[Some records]
━━━

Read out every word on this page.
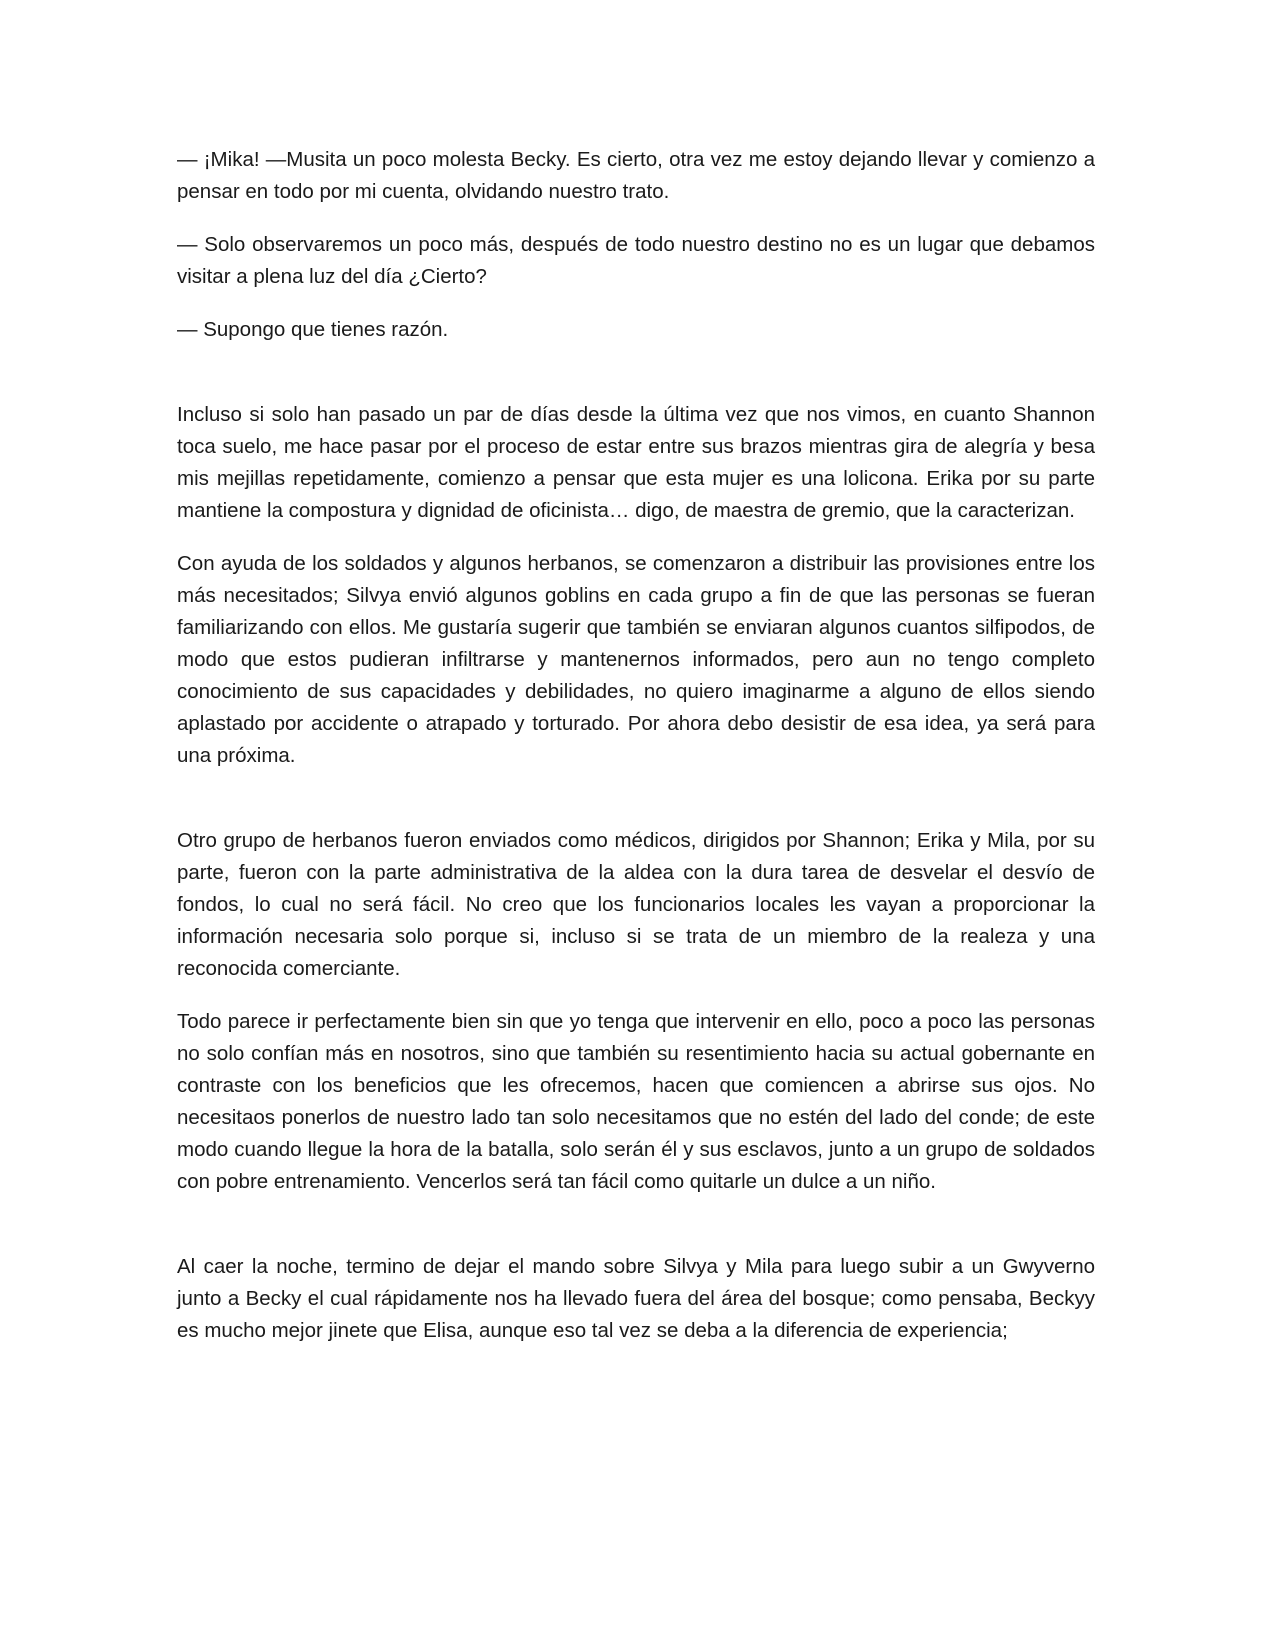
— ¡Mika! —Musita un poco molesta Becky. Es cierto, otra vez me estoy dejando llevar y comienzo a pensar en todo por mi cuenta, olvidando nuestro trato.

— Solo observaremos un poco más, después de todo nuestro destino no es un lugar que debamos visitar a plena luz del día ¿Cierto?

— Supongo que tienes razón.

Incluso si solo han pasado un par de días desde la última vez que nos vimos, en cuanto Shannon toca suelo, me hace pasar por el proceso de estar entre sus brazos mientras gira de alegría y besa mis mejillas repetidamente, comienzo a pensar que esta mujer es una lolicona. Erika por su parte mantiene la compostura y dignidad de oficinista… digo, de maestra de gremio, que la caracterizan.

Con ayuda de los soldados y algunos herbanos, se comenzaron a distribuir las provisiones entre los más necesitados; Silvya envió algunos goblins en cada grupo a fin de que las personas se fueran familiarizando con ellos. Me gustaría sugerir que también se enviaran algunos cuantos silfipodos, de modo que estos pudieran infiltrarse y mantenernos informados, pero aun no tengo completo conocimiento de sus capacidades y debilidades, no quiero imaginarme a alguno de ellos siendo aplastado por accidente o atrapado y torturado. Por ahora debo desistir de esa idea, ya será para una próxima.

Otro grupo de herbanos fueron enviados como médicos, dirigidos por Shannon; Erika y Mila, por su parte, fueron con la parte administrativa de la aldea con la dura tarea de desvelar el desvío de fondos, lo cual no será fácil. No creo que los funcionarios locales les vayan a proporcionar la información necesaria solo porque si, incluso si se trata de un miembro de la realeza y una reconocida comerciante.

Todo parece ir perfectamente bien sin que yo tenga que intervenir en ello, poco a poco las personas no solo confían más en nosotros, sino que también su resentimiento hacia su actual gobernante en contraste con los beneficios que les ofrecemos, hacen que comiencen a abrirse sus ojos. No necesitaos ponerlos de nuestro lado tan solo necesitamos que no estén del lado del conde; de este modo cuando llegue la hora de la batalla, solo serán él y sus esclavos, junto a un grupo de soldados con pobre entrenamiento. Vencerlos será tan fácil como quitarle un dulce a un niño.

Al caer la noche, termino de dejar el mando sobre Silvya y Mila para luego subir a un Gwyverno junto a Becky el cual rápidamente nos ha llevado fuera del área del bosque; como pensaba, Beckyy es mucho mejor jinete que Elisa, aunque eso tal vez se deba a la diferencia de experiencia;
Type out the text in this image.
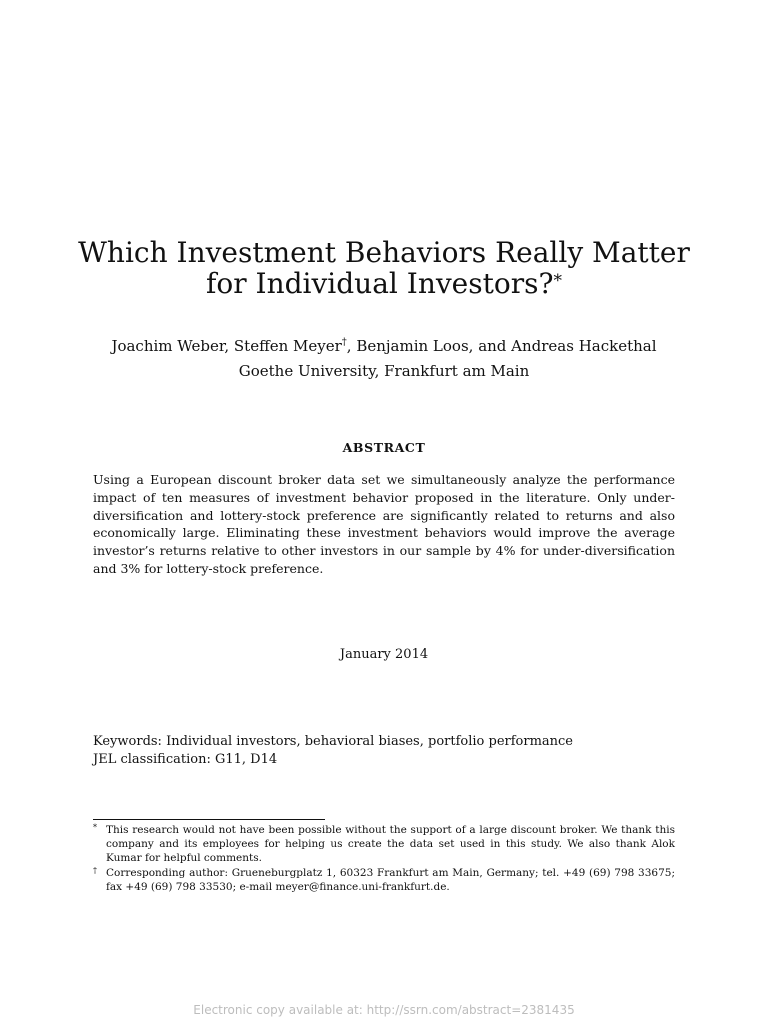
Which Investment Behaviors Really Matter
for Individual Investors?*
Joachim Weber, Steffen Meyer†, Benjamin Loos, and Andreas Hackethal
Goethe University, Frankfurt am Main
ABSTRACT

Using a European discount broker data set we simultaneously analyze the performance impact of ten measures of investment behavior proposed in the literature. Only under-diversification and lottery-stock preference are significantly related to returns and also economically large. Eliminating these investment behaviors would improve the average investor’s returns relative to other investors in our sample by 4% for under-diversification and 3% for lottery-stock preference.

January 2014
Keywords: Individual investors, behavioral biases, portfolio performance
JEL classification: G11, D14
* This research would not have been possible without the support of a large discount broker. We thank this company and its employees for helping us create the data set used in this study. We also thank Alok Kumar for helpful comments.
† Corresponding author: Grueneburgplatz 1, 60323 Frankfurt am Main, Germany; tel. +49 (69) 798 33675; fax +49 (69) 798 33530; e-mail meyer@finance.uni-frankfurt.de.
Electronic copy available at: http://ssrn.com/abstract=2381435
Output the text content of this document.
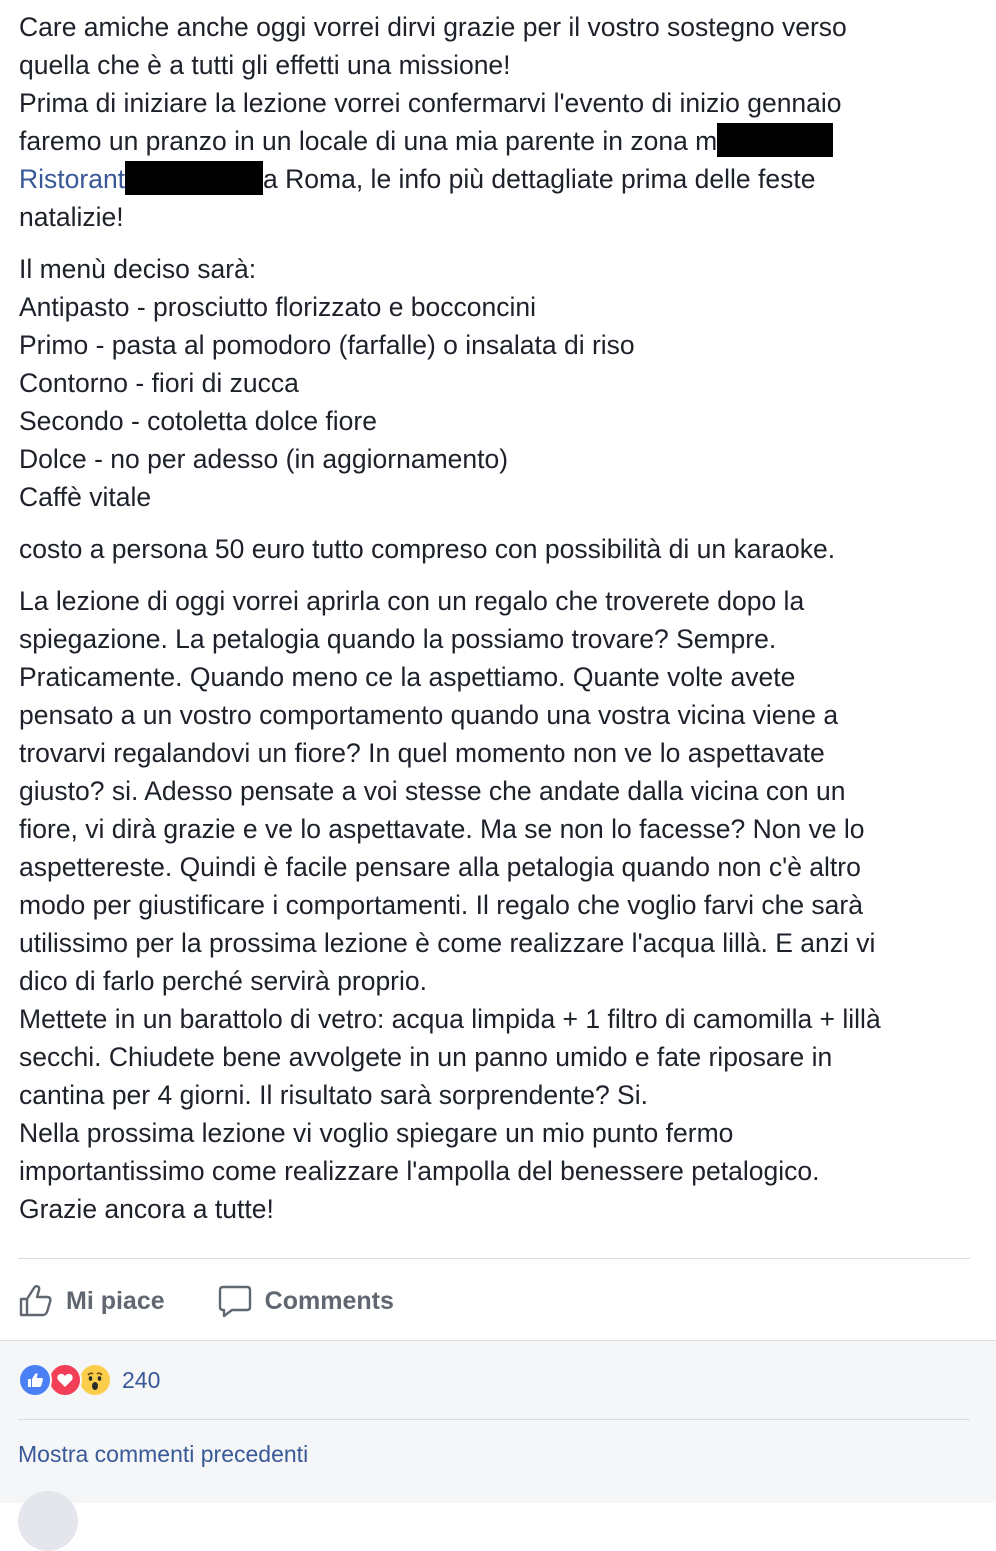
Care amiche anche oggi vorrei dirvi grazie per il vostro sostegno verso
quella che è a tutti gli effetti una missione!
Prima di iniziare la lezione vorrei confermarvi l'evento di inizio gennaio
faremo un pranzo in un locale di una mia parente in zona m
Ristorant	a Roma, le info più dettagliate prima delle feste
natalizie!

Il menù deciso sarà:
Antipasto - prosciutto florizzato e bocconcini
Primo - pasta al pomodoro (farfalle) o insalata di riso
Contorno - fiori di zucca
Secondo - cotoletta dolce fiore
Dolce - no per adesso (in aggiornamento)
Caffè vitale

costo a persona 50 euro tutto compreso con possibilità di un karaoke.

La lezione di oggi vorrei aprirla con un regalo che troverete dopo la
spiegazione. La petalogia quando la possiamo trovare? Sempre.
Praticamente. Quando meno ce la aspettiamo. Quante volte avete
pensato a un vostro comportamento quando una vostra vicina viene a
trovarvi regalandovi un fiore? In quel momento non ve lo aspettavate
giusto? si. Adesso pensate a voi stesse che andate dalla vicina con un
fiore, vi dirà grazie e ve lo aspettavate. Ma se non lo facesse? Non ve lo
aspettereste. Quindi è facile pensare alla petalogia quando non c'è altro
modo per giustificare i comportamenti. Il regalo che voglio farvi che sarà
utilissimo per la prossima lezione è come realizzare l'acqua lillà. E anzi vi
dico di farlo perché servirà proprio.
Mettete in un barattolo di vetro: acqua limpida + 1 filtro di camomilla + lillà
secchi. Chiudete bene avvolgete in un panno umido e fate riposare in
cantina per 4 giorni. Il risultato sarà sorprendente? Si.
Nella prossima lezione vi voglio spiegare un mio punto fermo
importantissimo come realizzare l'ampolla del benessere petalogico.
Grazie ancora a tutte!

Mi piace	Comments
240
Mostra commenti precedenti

━━━

TO DO: Quote the records above exactly, leaving out any pictures.

THE OUTPUT:
Read out every word on this page.
— ¡Mika! —Musita un poco molesta Becky. Es cierto, otra vez me estoy dejando llevar y comienzo a pensar en todo por mi cuenta, olvidando nuestro trato.

— Solo observaremos un poco más, después de todo nuestro destino no es un lugar que debamos visitar a plena luz del día ¿Cierto?

— Supongo que tienes razón.

Incluso si solo han pasado un par de días desde la última vez que nos vimos, en cuanto Shannon toca suelo, me hace pasar por el proceso de estar entre sus brazos mientras gira de alegría y besa mis mejillas repetidamente, comienzo a pensar que esta mujer es una lolicona. Erika por su parte mantiene la compostura y dignidad de oficinista… digo, de maestra de gremio, que la caracterizan.

Con ayuda de los soldados y algunos herbanos, se comenzaron a distribuir las provisiones entre los más necesitados; Silvya envió algunos goblins en cada grupo a fin de que las personas se fueran familiarizando con ellos. Me gustaría sugerir que también se enviaran algunos cuantos silfipodos, de modo que estos pudieran infiltrarse y mantenernos informados, pero aun no tengo completo conocimiento de sus capacidades y debilidades, no quiero imaginarme a alguno de ellos siendo aplastado por accidente o atrapado y torturado. Por ahora debo desistir de esa idea, ya será para una próxima.

Otro grupo de herbanos fueron enviados como médicos, dirigidos por Shannon; Erika y Mila, por su parte, fueron con la parte administrativa de la aldea con la dura tarea de desvelar el desvío de fondos, lo cual no será fácil. No creo que los funcionarios locales les vayan a proporcionar la información necesaria solo porque si, incluso si se trata de un miembro de la realeza y una reconocida comerciante.

Todo parece ir perfectamente bien sin que yo tenga que intervenir en ello, poco a poco las personas no solo confían más en nosotros, sino que también su resentimiento hacia su actual gobernante en contraste con los beneficios que les ofrecemos, hacen que comiencen a abrirse sus ojos. No necesitaos ponerlos de nuestro lado tan solo necesitamos que no estén del lado del conde; de este modo cuando llegue la hora de la batalla, solo serán él y sus esclavos, junto a un grupo de soldados con pobre entrenamiento. Vencerlos será tan fácil como quitarle un dulce a un niño.

Al caer la noche, termino de dejar el mando sobre Silvya y Mila para luego subir a un Gwyverno junto a Becky el cual rápidamente nos ha llevado fuera del área del bosque; como pensaba, Beckyy es mucho mejor jinete que Elisa, aunque eso tal vez se deba a la diferencia de experiencia;
Type out the text in this image.
Which Investment Behaviors Really Matter
for Individual Investors?*
Joachim Weber, Steffen Meyer†, Benjamin Loos, and Andreas Hackethal
Goethe University, Frankfurt am Main
ABSTRACT

Using a European discount broker data set we simultaneously analyze the performance impact of ten measures of investment behavior proposed in the literature. Only under-diversification and lottery-stock preference are significantly related to returns and also economically large. Eliminating these investment behaviors would improve the average investor’s returns relative to other investors in our sample by 4% for under-diversification and 3% for lottery-stock preference.

January 2014
Keywords: Individual investors, behavioral biases, portfolio performance
JEL classification: G11, D14
* This research would not have been possible without the support of a large discount broker. We thank this company and its employees for helping us create the data set used in this study. We also thank Alok Kumar for helpful comments.
† Corresponding author: Grueneburgplatz 1, 60323 Frankfurt am Main, Germany; tel. +49 (69) 798 33675; fax +49 (69) 798 33530; e-mail meyer@finance.uni-frankfurt.de.
Electronic copy available at: http://ssrn.com/abstract=2381435
Output the text content of this document.
Care amiche anche oggi vorrei dirvi grazie per il vostro sostegno verso
quella che è a tutti gli effetti una missione!
Prima di iniziare la lezione vorrei confermarvi l'evento di inizio gennaio
faremo un pranzo in un locale di una mia parente in zona m
Ristorant	a Roma, le info più dettagliate prima delle feste
natalizie!

Il menù deciso sarà:
Antipasto - prosciutto florizzato e bocconcini
Primo - pasta al pomodoro (farfalle) o insalata di riso
Contorno - fiori di zucca
Secondo - cotoletta dolce fiore
Dolce - no per adesso (in aggiornamento)
Caffè vitale

costo a persona 50 euro tutto compreso con possibilità di un karaoke.

La lezione di oggi vorrei aprirla con un regalo che troverete dopo la
spiegazione. La petalogia quando la possiamo trovare? Sempre.
Praticamente. Quando meno ce la aspettiamo. Quante volte avete
pensato a un vostro comportamento quando una vostra vicina viene a
trovarvi regalandovi un fiore? In quel momento non ve lo aspettavate
giusto? si. Adesso pensate a voi stesse che andate dalla vicina con un
fiore, vi dirà grazie e ve lo aspettavate. Ma se non lo facesse? Non ve lo
aspettereste. Quindi è facile pensare alla petalogia quando non c'è altro
modo per giustificare i comportamenti. Il regalo che voglio farvi che sarà
utilissimo per la prossima lezione è come realizzare l'acqua lillà. E anzi vi
dico di farlo perché servirà proprio.
Mettete in un barattolo di vetro: acqua limpida + 1 filtro di camomilla + lillà
secchi. Chiudete bene avvolgete in un panno umido e fate riposare in
cantina per 4 giorni. Il risultato sarà sorprendente? Si.
Nella prossima lezione vi voglio spiegare un mio punto fermo
importantissimo come realizzare l'ampolla del benessere petalogico.
Grazie ancora a tutte!

Mi piace	Comments
240
Mostra commenti precedenti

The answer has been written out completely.